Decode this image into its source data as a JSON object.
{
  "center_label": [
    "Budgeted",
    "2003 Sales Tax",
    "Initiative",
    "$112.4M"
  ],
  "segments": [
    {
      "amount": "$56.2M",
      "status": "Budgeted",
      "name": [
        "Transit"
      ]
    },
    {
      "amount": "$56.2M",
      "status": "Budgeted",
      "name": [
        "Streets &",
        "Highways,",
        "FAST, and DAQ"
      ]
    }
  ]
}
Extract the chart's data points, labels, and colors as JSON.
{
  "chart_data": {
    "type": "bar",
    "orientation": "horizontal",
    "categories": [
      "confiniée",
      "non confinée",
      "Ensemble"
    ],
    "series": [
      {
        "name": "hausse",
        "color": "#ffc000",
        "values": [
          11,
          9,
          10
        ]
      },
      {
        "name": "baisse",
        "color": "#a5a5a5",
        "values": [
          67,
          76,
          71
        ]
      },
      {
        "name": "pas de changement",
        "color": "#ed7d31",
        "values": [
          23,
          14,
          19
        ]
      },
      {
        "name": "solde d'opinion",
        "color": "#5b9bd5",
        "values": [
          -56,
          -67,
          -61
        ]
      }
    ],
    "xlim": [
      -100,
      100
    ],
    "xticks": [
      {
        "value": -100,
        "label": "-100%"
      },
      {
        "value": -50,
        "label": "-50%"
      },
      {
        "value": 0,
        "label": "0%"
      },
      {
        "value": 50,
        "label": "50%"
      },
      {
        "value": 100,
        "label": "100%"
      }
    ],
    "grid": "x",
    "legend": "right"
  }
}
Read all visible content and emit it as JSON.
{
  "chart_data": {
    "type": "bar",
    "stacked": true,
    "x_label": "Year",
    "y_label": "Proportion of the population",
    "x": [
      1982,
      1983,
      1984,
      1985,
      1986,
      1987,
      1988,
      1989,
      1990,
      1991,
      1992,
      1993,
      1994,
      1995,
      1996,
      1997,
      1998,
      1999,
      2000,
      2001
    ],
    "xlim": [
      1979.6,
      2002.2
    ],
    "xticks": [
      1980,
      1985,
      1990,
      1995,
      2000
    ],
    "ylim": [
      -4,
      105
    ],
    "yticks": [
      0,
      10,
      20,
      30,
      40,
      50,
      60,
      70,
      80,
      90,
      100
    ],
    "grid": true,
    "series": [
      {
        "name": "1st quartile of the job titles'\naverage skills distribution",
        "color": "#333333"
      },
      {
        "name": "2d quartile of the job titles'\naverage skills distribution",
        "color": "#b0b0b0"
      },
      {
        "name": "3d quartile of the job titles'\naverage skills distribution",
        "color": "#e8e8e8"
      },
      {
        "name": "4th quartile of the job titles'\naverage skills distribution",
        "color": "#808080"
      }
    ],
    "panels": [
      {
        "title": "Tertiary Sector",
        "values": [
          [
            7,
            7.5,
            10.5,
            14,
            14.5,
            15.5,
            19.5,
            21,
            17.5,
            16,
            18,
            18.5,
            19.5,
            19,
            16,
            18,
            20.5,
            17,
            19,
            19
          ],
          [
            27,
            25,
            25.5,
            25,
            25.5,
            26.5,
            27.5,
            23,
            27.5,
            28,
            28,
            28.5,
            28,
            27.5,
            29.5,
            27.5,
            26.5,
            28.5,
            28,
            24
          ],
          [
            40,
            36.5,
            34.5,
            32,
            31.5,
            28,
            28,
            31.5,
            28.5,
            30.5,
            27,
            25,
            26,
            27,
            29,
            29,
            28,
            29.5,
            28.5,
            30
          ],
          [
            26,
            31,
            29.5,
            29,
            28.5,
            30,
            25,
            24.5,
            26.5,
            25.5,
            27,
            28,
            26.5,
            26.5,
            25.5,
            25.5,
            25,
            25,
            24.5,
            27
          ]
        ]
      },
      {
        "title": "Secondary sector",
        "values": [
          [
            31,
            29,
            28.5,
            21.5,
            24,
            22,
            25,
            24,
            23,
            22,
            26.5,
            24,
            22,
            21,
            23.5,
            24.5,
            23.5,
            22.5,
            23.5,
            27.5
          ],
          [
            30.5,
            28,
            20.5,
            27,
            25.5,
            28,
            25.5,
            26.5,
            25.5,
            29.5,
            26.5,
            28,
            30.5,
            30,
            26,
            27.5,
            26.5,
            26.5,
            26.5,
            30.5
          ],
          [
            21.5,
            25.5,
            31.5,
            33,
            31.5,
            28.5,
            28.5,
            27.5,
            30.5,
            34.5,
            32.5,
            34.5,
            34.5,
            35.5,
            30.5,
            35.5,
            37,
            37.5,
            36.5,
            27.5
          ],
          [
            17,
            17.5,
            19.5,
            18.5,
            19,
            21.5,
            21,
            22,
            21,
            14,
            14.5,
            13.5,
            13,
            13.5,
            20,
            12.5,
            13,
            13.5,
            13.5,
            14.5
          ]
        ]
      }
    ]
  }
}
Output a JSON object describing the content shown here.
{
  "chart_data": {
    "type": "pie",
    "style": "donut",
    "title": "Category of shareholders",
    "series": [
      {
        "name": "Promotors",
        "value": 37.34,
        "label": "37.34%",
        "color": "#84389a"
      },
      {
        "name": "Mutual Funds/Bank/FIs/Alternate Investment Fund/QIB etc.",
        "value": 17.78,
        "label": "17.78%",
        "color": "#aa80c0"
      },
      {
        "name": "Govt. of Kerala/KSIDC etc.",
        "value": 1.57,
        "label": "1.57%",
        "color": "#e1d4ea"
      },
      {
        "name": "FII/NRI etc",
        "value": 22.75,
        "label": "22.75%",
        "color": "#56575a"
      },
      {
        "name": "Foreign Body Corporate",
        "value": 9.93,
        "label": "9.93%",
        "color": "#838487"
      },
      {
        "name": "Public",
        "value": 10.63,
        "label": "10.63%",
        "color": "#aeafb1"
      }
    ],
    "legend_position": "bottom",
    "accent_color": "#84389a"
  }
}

◆ ◆ ◆ ◆ ◆

### DIRECTIVE
Extract all of the data exactly as written.

### EXPECTED ANSWER
Decode this image into its source data as a JSON object.
{
  "center_label": [
    "Budgeted",
    "2003 Sales Tax",
    "Initiative",
    "$112.4M"
  ],
  "segments": [
    {
      "amount": "$56.2M",
      "status": "Budgeted",
      "name": [
        "Transit"
      ]
    },
    {
      "amount": "$56.2M",
      "status": "Budgeted",
      "name": [
        "Streets &",
        "Highways,",
        "FAST, and DAQ"
      ]
    }
  ]
}
Extract the chart's data points, labels, and colors as JSON.
{
  "chart_data": {
    "type": "bar",
    "orientation": "horizontal",
    "categories": [
      "confiniée",
      "non confinée",
      "Ensemble"
    ],
    "series": [
      {
        "name": "hausse",
        "color": "#ffc000",
        "values": [
          11,
          9,
          10
        ]
      },
      {
        "name": "baisse",
        "color": "#a5a5a5",
        "values": [
          67,
          76,
          71
        ]
      },
      {
        "name": "pas de changement",
        "color": "#ed7d31",
        "values": [
          23,
          14,
          19
        ]
      },
      {
        "name": "solde d'opinion",
        "color": "#5b9bd5",
        "values": [
          -56,
          -67,
          -61
        ]
      }
    ],
    "xlim": [
      -100,
      100
    ],
    "xticks": [
      {
        "value": -100,
        "label": "-100%"
      },
      {
        "value": -50,
        "label": "-50%"
      },
      {
        "value": 0,
        "label": "0%"
      },
      {
        "value": 50,
        "label": "50%"
      },
      {
        "value": 100,
        "label": "100%"
      }
    ],
    "grid": "x",
    "legend": "right"
  }
}
Read all visible content and emit it as JSON.
{
  "chart_data": {
    "type": "bar",
    "stacked": true,
    "x_label": "Year",
    "y_label": "Proportion of the population",
    "x": [
      1982,
      1983,
      1984,
      1985,
      1986,
      1987,
      1988,
      1989,
      1990,
      1991,
      1992,
      1993,
      1994,
      1995,
      1996,
      1997,
      1998,
      1999,
      2000,
      2001
    ],
    "xlim": [
      1979.6,
      2002.2
    ],
    "xticks": [
      1980,
      1985,
      1990,
      1995,
      2000
    ],
    "ylim": [
      -4,
      105
    ],
    "yticks": [
      0,
      10,
      20,
      30,
      40,
      50,
      60,
      70,
      80,
      90,
      100
    ],
    "grid": true,
    "series": [
      {
        "name": "1st quartile of the job titles'\naverage skills distribution",
        "color": "#333333"
      },
      {
        "name": "2d quartile of the job titles'\naverage skills distribution",
        "color": "#b0b0b0"
      },
      {
        "name": "3d quartile of the job titles'\naverage skills distribution",
        "color": "#e8e8e8"
      },
      {
        "name": "4th quartile of the job titles'\naverage skills distribution",
        "color": "#808080"
      }
    ],
    "panels": [
      {
        "title": "Tertiary Sector",
        "values": [
          [
            7,
            7.5,
            10.5,
            14,
            14.5,
            15.5,
            19.5,
            21,
            17.5,
            16,
            18,
            18.5,
            19.5,
            19,
            16,
            18,
            20.5,
            17,
            19,
            19
          ],
          [
            27,
            25,
            25.5,
            25,
            25.5,
            26.5,
            27.5,
            23,
            27.5,
            28,
            28,
            28.5,
            28,
            27.5,
            29.5,
            27.5,
            26.5,
            28.5,
            28,
            24
          ],
          [
            40,
            36.5,
            34.5,
            32,
            31.5,
            28,
            28,
            31.5,
            28.5,
            30.5,
            27,
            25,
            26,
            27,
            29,
            29,
            28,
            29.5,
            28.5,
            30
          ],
          [
            26,
            31,
            29.5,
            29,
            28.5,
            30,
            25,
            24.5,
            26.5,
            25.5,
            27,
            28,
            26.5,
            26.5,
            25.5,
            25.5,
            25,
            25,
            24.5,
            27
          ]
        ]
      },
      {
        "title": "Secondary sector",
        "values": [
          [
            31,
            29,
            28.5,
            21.5,
            24,
            22,
            25,
            24,
            23,
            22,
            26.5,
            24,
            22,
            21,
            23.5,
            24.5,
            23.5,
            22.5,
            23.5,
            27.5
          ],
          [
            30.5,
            28,
            20.5,
            27,
            25.5,
            28,
            25.5,
            26.5,
            25.5,
            29.5,
            26.5,
            28,
            30.5,
            30,
            26,
            27.5,
            26.5,
            26.5,
            26.5,
            30.5
          ],
          [
            21.5,
            25.5,
            31.5,
            33,
            31.5,
            28.5,
            28.5,
            27.5,
            30.5,
            34.5,
            32.5,
            34.5,
            34.5,
            35.5,
            30.5,
            35.5,
            37,
            37.5,
            36.5,
            27.5
          ],
          [
            17,
            17.5,
            19.5,
            18.5,
            19,
            21.5,
            21,
            22,
            21,
            14,
            14.5,
            13.5,
            13,
            13.5,
            20,
            12.5,
            13,
            13.5,
            13.5,
            14.5
          ]
        ]
      }
    ]
  }
}
Output a JSON object describing the content shown here.
{
  "chart_data": {
    "type": "pie",
    "style": "donut",
    "title": "Category of shareholders",
    "series": [
      {
        "name": "Promotors",
        "value": 37.34,
        "label": "37.34%",
        "color": "#84389a"
      },
      {
        "name": "Mutual Funds/Bank/FIs/Alternate Investment Fund/QIB etc.",
        "value": 17.78,
        "label": "17.78%",
        "color": "#aa80c0"
      },
      {
        "name": "Govt. of Kerala/KSIDC etc.",
        "value": 1.57,
        "label": "1.57%",
        "color": "#e1d4ea"
      },
      {
        "name": "FII/NRI etc",
        "value": 22.75,
        "label": "22.75%",
        "color": "#56575a"
      },
      {
        "name": "Foreign Body Corporate",
        "value": 9.93,
        "label": "9.93%",
        "color": "#838487"
      },
      {
        "name": "Public",
        "value": 10.63,
        "label": "10.63%",
        "color": "#aeafb1"
      }
    ],
    "legend_position": "bottom",
    "accent_color": "#84389a"
  }
}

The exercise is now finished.